(begin)

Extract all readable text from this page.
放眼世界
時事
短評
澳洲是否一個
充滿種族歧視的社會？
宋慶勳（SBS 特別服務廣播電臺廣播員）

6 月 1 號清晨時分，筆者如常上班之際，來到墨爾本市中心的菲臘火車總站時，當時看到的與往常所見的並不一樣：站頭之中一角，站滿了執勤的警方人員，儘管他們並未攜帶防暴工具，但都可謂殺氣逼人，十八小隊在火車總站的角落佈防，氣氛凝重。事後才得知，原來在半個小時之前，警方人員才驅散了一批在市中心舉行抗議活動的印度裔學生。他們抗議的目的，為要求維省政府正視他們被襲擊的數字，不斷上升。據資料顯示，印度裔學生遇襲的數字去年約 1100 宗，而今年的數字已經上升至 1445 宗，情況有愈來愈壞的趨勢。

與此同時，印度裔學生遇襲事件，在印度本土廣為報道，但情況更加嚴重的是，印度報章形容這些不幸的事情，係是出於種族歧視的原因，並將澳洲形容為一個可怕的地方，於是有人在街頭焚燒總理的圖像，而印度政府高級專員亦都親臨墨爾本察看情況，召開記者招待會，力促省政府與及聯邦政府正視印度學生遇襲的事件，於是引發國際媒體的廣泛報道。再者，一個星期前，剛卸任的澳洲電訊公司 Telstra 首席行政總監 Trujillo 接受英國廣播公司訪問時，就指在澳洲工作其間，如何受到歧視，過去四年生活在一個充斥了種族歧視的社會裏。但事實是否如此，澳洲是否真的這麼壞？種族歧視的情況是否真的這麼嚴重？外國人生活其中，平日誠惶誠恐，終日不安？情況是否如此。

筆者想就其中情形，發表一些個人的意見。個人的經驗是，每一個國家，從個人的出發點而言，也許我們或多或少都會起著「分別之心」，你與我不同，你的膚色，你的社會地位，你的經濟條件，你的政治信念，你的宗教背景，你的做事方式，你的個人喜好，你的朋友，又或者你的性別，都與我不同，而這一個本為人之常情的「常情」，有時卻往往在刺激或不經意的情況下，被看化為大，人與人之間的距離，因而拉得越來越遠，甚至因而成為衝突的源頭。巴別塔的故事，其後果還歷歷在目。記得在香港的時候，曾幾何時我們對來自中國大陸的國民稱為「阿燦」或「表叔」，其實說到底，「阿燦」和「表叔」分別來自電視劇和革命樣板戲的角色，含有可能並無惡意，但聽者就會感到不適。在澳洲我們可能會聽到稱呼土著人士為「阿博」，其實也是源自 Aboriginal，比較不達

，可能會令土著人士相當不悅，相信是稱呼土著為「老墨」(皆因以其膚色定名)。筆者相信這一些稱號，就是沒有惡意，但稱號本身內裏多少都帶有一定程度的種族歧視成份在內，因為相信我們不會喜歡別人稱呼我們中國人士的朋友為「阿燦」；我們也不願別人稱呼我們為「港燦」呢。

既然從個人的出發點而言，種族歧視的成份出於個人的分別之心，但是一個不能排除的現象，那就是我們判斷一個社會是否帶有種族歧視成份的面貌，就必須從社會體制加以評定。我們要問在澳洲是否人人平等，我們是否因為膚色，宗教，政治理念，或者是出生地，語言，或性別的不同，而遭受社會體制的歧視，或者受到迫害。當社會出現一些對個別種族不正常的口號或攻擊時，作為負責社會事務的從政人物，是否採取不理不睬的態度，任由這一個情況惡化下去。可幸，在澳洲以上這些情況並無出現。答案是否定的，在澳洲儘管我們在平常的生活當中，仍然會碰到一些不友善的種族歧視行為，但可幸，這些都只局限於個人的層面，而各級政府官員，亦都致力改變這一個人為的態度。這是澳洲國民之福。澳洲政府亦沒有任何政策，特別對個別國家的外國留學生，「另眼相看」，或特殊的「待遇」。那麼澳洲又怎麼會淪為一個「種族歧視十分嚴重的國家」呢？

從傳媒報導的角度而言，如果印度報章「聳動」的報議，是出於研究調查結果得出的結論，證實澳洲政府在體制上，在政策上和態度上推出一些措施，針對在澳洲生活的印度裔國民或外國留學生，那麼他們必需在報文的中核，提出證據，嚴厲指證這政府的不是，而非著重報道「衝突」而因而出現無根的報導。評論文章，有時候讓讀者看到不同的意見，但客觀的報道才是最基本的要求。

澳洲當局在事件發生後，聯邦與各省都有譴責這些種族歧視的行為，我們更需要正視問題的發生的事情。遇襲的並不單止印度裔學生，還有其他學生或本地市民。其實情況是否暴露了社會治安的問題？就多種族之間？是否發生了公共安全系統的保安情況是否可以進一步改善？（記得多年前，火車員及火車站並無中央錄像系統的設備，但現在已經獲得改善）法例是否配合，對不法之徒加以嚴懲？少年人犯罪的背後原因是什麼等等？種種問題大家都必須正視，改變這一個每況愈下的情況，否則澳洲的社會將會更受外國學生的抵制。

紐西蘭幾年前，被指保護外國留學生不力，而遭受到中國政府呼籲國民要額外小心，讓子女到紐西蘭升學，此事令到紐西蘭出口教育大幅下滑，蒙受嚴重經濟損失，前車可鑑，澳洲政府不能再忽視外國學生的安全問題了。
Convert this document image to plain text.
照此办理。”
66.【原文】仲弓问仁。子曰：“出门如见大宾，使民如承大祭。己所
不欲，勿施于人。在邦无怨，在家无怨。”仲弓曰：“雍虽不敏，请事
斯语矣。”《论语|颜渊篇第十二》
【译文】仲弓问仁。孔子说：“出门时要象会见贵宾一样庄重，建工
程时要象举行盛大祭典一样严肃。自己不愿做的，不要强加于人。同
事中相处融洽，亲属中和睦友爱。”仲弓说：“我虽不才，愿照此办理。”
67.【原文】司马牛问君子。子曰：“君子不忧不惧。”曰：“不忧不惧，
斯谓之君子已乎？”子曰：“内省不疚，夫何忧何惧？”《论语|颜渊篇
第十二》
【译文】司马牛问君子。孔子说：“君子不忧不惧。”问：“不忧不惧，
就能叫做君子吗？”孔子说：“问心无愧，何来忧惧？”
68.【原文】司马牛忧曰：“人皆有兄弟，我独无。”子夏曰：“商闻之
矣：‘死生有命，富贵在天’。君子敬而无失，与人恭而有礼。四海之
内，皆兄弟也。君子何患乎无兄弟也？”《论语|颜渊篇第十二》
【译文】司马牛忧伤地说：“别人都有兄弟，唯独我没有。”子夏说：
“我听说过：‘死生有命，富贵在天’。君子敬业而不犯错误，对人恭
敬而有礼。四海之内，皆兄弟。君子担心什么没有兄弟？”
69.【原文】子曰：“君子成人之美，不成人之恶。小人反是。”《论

(end)

> [WRITTEN REQUEST]: Quote exactly the line containing "Convert this document image to plain text." and every later line through the end of the listing, and no other lines.

> [RESULT]:
Convert this document image to plain text.
照此办理。”
66.【原文】仲弓问仁。子曰：“出门如见大宾，使民如承大祭。己所
不欲，勿施于人。在邦无怨，在家无怨。”仲弓曰：“雍虽不敏，请事
斯语矣。”《论语|颜渊篇第十二》
【译文】仲弓问仁。孔子说：“出门时要象会见贵宾一样庄重，建工
程时要象举行盛大祭典一样严肃。自己不愿做的，不要强加于人。同
事中相处融洽，亲属中和睦友爱。”仲弓说：“我虽不才，愿照此办理。”
67.【原文】司马牛问君子。子曰：“君子不忧不惧。”曰：“不忧不惧，
斯谓之君子已乎？”子曰：“内省不疚，夫何忧何惧？”《论语|颜渊篇
第十二》
【译文】司马牛问君子。孔子说：“君子不忧不惧。”问：“不忧不惧，
就能叫做君子吗？”孔子说：“问心无愧，何来忧惧？”
68.【原文】司马牛忧曰：“人皆有兄弟，我独无。”子夏曰：“商闻之
矣：‘死生有命，富贵在天’。君子敬而无失，与人恭而有礼。四海之
内，皆兄弟也。君子何患乎无兄弟也？”《论语|颜渊篇第十二》
【译文】司马牛忧伤地说：“别人都有兄弟，唯独我没有。”子夏说：
“我听说过：‘死生有命，富贵在天’。君子敬业而不犯错误，对人恭
敬而有礼。四海之内，皆兄弟。君子担心什么没有兄弟？”
69.【原文】子曰：“君子成人之美，不成人之恶。小人反是。”《论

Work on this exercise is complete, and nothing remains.